Omit all pictures, then retype the data exactly as given.
((
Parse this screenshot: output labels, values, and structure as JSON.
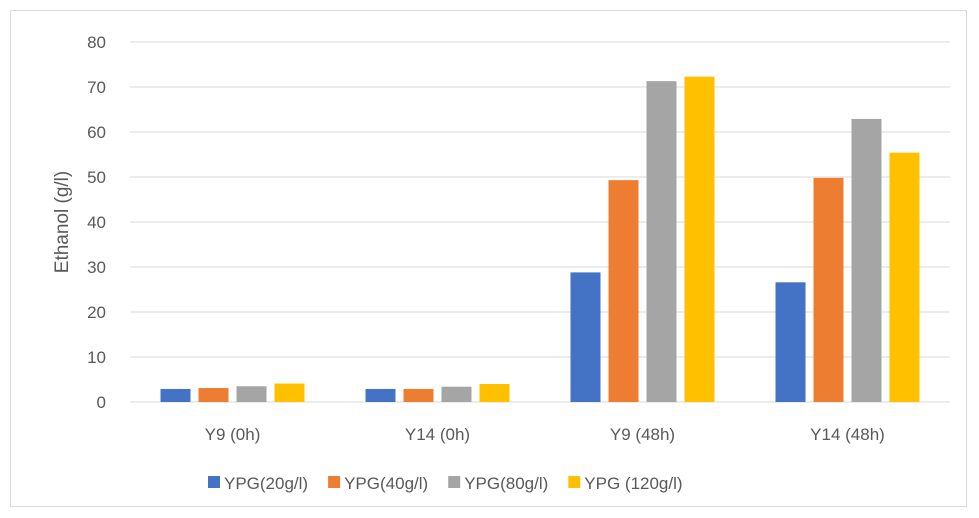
{
  "chart_data": {
    "type": "bar",
    "title": "",
    "xlabel": "",
    "ylabel": "Ethanol (g/l)",
    "ylim": [
      0,
      80
    ],
    "yticks": [
      0,
      10,
      20,
      30,
      40,
      50,
      60,
      70,
      80
    ],
    "grid": true,
    "legend_position": "bottom",
    "categories": [
      "Y9 (0h)",
      "Y14 (0h)",
      "Y9 (48h)",
      "Y14 (48h)"
    ],
    "series": [
      {
        "name": "YPG(20g/l)",
        "color": "#4472C4",
        "values": [
          2.9,
          2.9,
          28.8,
          26.6
        ]
      },
      {
        "name": "YPG(40g/l)",
        "color": "#ED7D31",
        "values": [
          3.1,
          2.9,
          49.3,
          49.8
        ]
      },
      {
        "name": "YPG(80g/l)",
        "color": "#A5A5A5",
        "values": [
          3.5,
          3.4,
          71.3,
          62.9
        ]
      },
      {
        "name": "YPG (120g/l)",
        "color": "#FFC000",
        "values": [
          4.1,
          4.0,
          72.3,
          55.4
        ]
      }
    ]
  }
}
))
Result of this exercise -
Parse this screenshot: output labels, values, and structure as JSON.
{
  "chart_data": {
    "type": "bar",
    "title": "",
    "xlabel": "",
    "ylabel": "Ethanol (g/l)",
    "ylim": [
      0,
      80
    ],
    "yticks": [
      0,
      10,
      20,
      30,
      40,
      50,
      60,
      70,
      80
    ],
    "grid": true,
    "legend_position": "bottom",
    "categories": [
      "Y9 (0h)",
      "Y14 (0h)",
      "Y9 (48h)",
      "Y14 (48h)"
    ],
    "series": [
      {
        "name": "YPG(20g/l)",
        "color": "#4472C4",
        "values": [
          2.9,
          2.9,
          28.8,
          26.6
        ]
      },
      {
        "name": "YPG(40g/l)",
        "color": "#ED7D31",
        "values": [
          3.1,
          2.9,
          49.3,
          49.8
        ]
      },
      {
        "name": "YPG(80g/l)",
        "color": "#A5A5A5",
        "values": [
          3.5,
          3.4,
          71.3,
          62.9
        ]
      },
      {
        "name": "YPG (120g/l)",
        "color": "#FFC000",
        "values": [
          4.1,
          4.0,
          72.3,
          55.4
        ]
      }
    ]
  }
}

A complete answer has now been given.